> **Work instruction**:
The full set of entries is to be returned word for word.

> **Data records**:

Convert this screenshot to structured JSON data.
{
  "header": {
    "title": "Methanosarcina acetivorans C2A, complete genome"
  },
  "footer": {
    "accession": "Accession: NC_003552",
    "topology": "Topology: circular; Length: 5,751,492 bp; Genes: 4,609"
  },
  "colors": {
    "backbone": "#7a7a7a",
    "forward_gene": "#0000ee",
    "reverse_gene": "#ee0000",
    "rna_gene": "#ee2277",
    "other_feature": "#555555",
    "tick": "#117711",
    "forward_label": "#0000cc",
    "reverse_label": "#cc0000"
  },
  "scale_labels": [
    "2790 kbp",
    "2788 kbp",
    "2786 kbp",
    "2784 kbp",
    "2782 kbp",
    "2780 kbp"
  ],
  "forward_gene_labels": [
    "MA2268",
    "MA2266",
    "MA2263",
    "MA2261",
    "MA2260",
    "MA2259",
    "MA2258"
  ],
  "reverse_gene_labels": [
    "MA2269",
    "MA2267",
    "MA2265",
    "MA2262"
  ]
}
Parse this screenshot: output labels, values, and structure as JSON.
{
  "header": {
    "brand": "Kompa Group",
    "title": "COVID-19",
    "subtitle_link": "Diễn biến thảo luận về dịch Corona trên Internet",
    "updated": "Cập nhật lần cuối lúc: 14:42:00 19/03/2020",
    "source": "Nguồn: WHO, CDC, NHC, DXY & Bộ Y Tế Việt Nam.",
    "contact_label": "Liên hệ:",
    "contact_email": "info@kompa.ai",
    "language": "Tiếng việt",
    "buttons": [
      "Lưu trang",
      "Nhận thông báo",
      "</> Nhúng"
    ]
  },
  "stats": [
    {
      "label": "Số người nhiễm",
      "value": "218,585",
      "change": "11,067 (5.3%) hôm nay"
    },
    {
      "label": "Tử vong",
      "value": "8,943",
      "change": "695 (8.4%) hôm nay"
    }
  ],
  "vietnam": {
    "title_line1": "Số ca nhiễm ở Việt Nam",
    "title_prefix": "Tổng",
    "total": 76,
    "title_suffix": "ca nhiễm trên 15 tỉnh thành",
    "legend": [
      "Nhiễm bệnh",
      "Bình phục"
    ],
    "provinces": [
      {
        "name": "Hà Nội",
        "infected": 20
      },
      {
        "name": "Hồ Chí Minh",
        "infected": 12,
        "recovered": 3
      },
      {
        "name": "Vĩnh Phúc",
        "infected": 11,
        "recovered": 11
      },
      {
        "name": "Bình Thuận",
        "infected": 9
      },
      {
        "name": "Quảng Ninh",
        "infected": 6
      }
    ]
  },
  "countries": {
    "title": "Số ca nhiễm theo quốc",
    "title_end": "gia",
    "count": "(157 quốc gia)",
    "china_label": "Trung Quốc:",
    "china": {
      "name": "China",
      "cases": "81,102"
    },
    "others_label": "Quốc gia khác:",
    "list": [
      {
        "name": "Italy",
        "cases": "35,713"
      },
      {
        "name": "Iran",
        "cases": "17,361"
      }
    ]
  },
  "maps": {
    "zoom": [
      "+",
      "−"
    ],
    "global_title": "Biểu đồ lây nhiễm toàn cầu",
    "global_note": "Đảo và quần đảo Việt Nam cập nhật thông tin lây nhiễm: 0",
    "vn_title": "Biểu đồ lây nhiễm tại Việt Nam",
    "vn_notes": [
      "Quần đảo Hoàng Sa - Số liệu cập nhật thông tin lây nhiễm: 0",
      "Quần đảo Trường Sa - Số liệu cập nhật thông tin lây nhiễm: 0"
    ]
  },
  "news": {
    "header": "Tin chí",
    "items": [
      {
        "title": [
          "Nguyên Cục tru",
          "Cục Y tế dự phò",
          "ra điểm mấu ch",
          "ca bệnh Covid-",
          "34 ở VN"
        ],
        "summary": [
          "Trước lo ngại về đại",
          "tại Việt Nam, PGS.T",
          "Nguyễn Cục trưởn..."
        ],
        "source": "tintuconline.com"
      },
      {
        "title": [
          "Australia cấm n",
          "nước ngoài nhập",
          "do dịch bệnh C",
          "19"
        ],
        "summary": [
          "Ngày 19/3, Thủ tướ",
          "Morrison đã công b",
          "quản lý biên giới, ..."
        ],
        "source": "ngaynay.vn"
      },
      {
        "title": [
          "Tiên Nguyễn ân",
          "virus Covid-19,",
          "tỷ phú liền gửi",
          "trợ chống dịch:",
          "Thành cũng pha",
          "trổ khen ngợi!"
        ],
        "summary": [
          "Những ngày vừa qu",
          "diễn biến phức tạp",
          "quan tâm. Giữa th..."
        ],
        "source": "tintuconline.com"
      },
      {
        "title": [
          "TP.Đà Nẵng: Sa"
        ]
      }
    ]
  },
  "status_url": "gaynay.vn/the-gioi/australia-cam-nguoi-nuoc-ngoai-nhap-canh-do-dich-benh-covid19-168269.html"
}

> **Task response**:
Convert this screenshot to structured JSON data.
{
  "header": {
    "title": "Methanosarcina acetivorans C2A, complete genome"
  },
  "footer": {
    "accession": "Accession: NC_003552",
    "topology": "Topology: circular; Length: 5,751,492 bp; Genes: 4,609"
  },
  "colors": {
    "backbone": "#7a7a7a",
    "forward_gene": "#0000ee",
    "reverse_gene": "#ee0000",
    "rna_gene": "#ee2277",
    "other_feature": "#555555",
    "tick": "#117711",
    "forward_label": "#0000cc",
    "reverse_label": "#cc0000"
  },
  "scale_labels": [
    "2790 kbp",
    "2788 kbp",
    "2786 kbp",
    "2784 kbp",
    "2782 kbp",
    "2780 kbp"
  ],
  "forward_gene_labels": [
    "MA2268",
    "MA2266",
    "MA2263",
    "MA2261",
    "MA2260",
    "MA2259",
    "MA2258"
  ],
  "reverse_gene_labels": [
    "MA2269",
    "MA2267",
    "MA2265",
    "MA2262"
  ]
}
Parse this screenshot: output labels, values, and structure as JSON.
{
  "header": {
    "brand": "Kompa Group",
    "title": "COVID-19",
    "subtitle_link": "Diễn biến thảo luận về dịch Corona trên Internet",
    "updated": "Cập nhật lần cuối lúc: 14:42:00 19/03/2020",
    "source": "Nguồn: WHO, CDC, NHC, DXY & Bộ Y Tế Việt Nam.",
    "contact_label": "Liên hệ:",
    "contact_email": "info@kompa.ai",
    "language": "Tiếng việt",
    "buttons": [
      "Lưu trang",
      "Nhận thông báo",
      "</> Nhúng"
    ]
  },
  "stats": [
    {
      "label": "Số người nhiễm",
      "value": "218,585",
      "change": "11,067 (5.3%) hôm nay"
    },
    {
      "label": "Tử vong",
      "value": "8,943",
      "change": "695 (8.4%) hôm nay"
    }
  ],
  "vietnam": {
    "title_line1": "Số ca nhiễm ở Việt Nam",
    "title_prefix": "Tổng",
    "total": 76,
    "title_suffix": "ca nhiễm trên 15 tỉnh thành",
    "legend": [
      "Nhiễm bệnh",
      "Bình phục"
    ],
    "provinces": [
      {
        "name": "Hà Nội",
        "infected": 20
      },
      {
        "name": "Hồ Chí Minh",
        "infected": 12,
        "recovered": 3
      },
      {
        "name": "Vĩnh Phúc",
        "infected": 11,
        "recovered": 11
      },
      {
        "name": "Bình Thuận",
        "infected": 9
      },
      {
        "name": "Quảng Ninh",
        "infected": 6
      }
    ]
  },
  "countries": {
    "title": "Số ca nhiễm theo quốc",
    "title_end": "gia",
    "count": "(157 quốc gia)",
    "china_label": "Trung Quốc:",
    "china": {
      "name": "China",
      "cases": "81,102"
    },
    "others_label": "Quốc gia khác:",
    "list": [
      {
        "name": "Italy",
        "cases": "35,713"
      },
      {
        "name": "Iran",
        "cases": "17,361"
      }
    ]
  },
  "maps": {
    "zoom": [
      "+",
      "−"
    ],
    "global_title": "Biểu đồ lây nhiễm toàn cầu",
    "global_note": "Đảo và quần đảo Việt Nam cập nhật thông tin lây nhiễm: 0",
    "vn_title": "Biểu đồ lây nhiễm tại Việt Nam",
    "vn_notes": [
      "Quần đảo Hoàng Sa - Số liệu cập nhật thông tin lây nhiễm: 0",
      "Quần đảo Trường Sa - Số liệu cập nhật thông tin lây nhiễm: 0"
    ]
  },
  "news": {
    "header": "Tin chí",
    "items": [
      {
        "title": [
          "Nguyên Cục tru",
          "Cục Y tế dự phò",
          "ra điểm mấu ch",
          "ca bệnh Covid-",
          "34 ở VN"
        ],
        "summary": [
          "Trước lo ngại về đại",
          "tại Việt Nam, PGS.T",
          "Nguyễn Cục trưởn..."
        ],
        "source": "tintuconline.com"
      },
      {
        "title": [
          "Australia cấm n",
          "nước ngoài nhập",
          "do dịch bệnh C",
          "19"
        ],
        "summary": [
          "Ngày 19/3, Thủ tướ",
          "Morrison đã công b",
          "quản lý biên giới, ..."
        ],
        "source": "ngaynay.vn"
      },
      {
        "title": [
          "Tiên Nguyễn ân",
          "virus Covid-19,",
          "tỷ phú liền gửi",
          "trợ chống dịch:",
          "Thành cũng pha",
          "trổ khen ngợi!"
        ],
        "summary": [
          "Những ngày vừa qu",
          "diễn biến phức tạp",
          "quan tâm. Giữa th..."
        ],
        "source": "tintuconline.com"
      },
      {
        "title": [
          "TP.Đà Nẵng: Sa"
        ]
      }
    ]
  },
  "status_url": "gaynay.vn/the-gioi/australia-cam-nguoi-nuoc-ngoai-nhap-canh-do-dich-benh-covid19-168269.html"
}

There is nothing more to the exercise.